_GIVEN REQUEST_
Check every line of the entries for "Journal", and copy the lines that hold it.

_SUPPLIED INFORMATION_
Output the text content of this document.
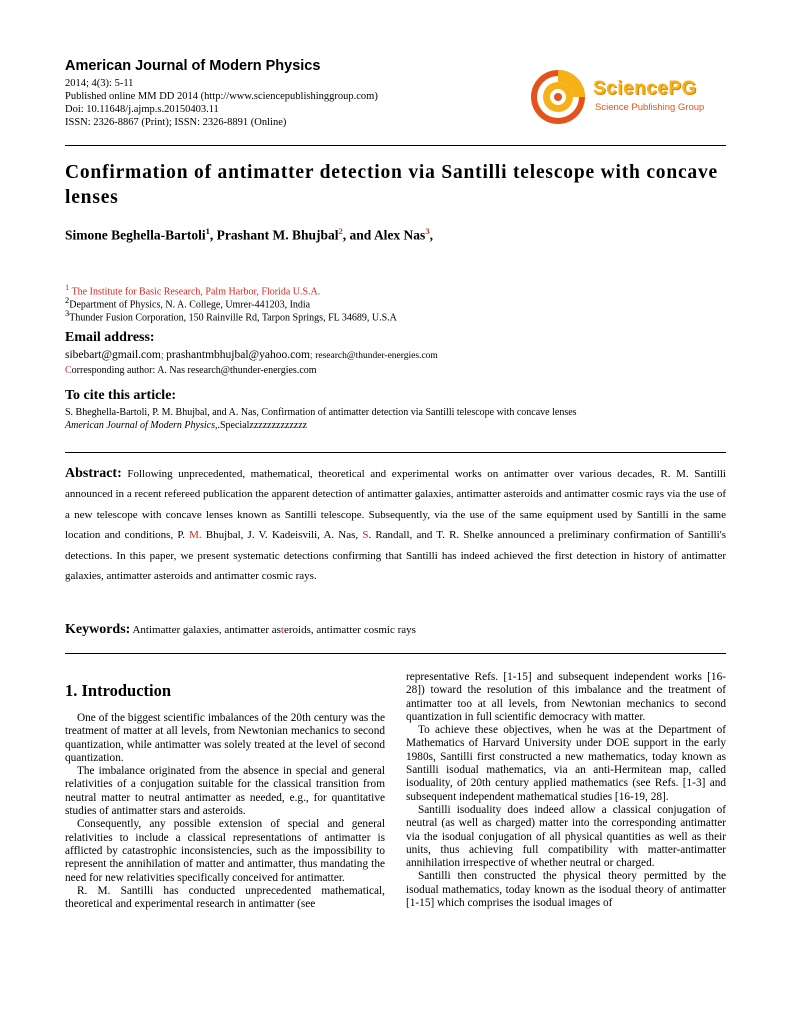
American Journal of Modern Physics
2014; 4(3): 5-11
Published online MM DD 2014 (http://www.sciencepublishinggroup.com)
Doi: 10.11648/j.ajmp.s.20150403.11
ISSN: 2326-8867 (Print); ISSN: 2326-8891 (Online)
SciencePG
Science Publishing Group
Confirmation of antimatter detection via Santilli telescope with concave lenses
Simone Beghella-Bartoli$^1$, Prashant M. Bhujbal$^2$, and Alex Nas$^3$,
$^1$ The Institute for Basic Research, Palm Harbor, Florida U.S.A.
$^2$Department of Physics, N. A. College, Umrer-441203, India
$^3$Thunder Fusion Corporation, 150 Rainville Rd, Tarpon Springs, FL 34689, U.S.A
Email address:
sibebart@gmail.com; prashantmbhujbal@yahoo.com; research@thunder-energies.com
Corresponding author: A. Nas research@thunder-energies.com
To cite this article:
S. Bheghella-Bartoli, P. M. Bhujbal, and A. Nas, Confirmation of antimatter detection via Santilli telescope with concave lenses
American Journal of Modern Physics,.Specialzzzzzzzzzzzzz
Abstract: Following unprecedented, mathematical, theoretical and experimental works on antimatter over various decades, R. M. Santilli announced in a recent refereed publication the apparent detection of antimatter galaxies, antimatter asteroids and antimatter cosmic rays via the use of a new telescope with concave lenses known as Santilli telescope. Subsequently, via the use of the same equipment used by Santilli in the same location and conditions, P. M. Bhujbal, J. V. Kadeisvili, A. Nas, S. Randall, and T. R. Shelke announced a preliminary confirmation of Santilli's detections. In this paper, we present systematic detections confirming that Santilli has indeed achieved the first detection in history of antimatter galaxies, antimatter asteroids and antimatter cosmic rays.
Keywords: Antimatter galaxies, antimatter asteroids, antimatter cosmic rays
1. Introduction

One of the biggest scientific imbalances of the 20th century was the treatment of matter at all levels, from Newtonian mechanics to second quantization, while antimatter was solely treated at the level of second quantization.

The imbalance originated from the absence in special and general relativities of a conjugation suitable for the classical transition from neutral matter to neutral antimatter as needed, e.g., for quantitative studies of antimatter stars and asteroids.

Consequently, any possible extension of special and general relativities to include a classical representations of antimatter is afflicted by catastrophic inconsistencies, such as the impossibility to represent the annihilation of matter and antimatter, thus mandating the need for new relativities specifically conceived for antimatter.

R. M. Santilli has conducted unprecedented mathematical, theoretical and experimental research in antimatter (see

representative Refs. [1-15] and subsequent independent works [16-28]) toward the resolution of this imbalance and the treatment of antimatter too at all levels, from Newtonian mechanics to second quantization in full scientific democracy with matter.

To achieve these objectives, when he was at the Department of Mathematics of Harvard University under DOE support in the early 1980s, Santilli first constructed a new mathematics, today known as Santilli isodual mathematics, via an anti-Hermitean map, called isoduality, of 20th century applied mathematics (see Refs. [1-3] and subsequent independent mathematical studies [16-19, 28].

Santilli isoduality does indeed allow a classical conjugation of neutral (as well as charged) matter into the corresponding antimatter via the isodual conjugation of all physical quantities as well as their units, thus achieving full compatibility with matter-antimatter annihilation irrespective of whether neutral or charged.

Santilli then constructed the physical theory permitted by the isodual mathematics, today known as the isodual theory of antimatter [1-15] which comprises the isodual images of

_THE RESULT_
American Journal of Modern Physics
American Journal of Modern Physics,.Specialzzzzzzzzzzzzz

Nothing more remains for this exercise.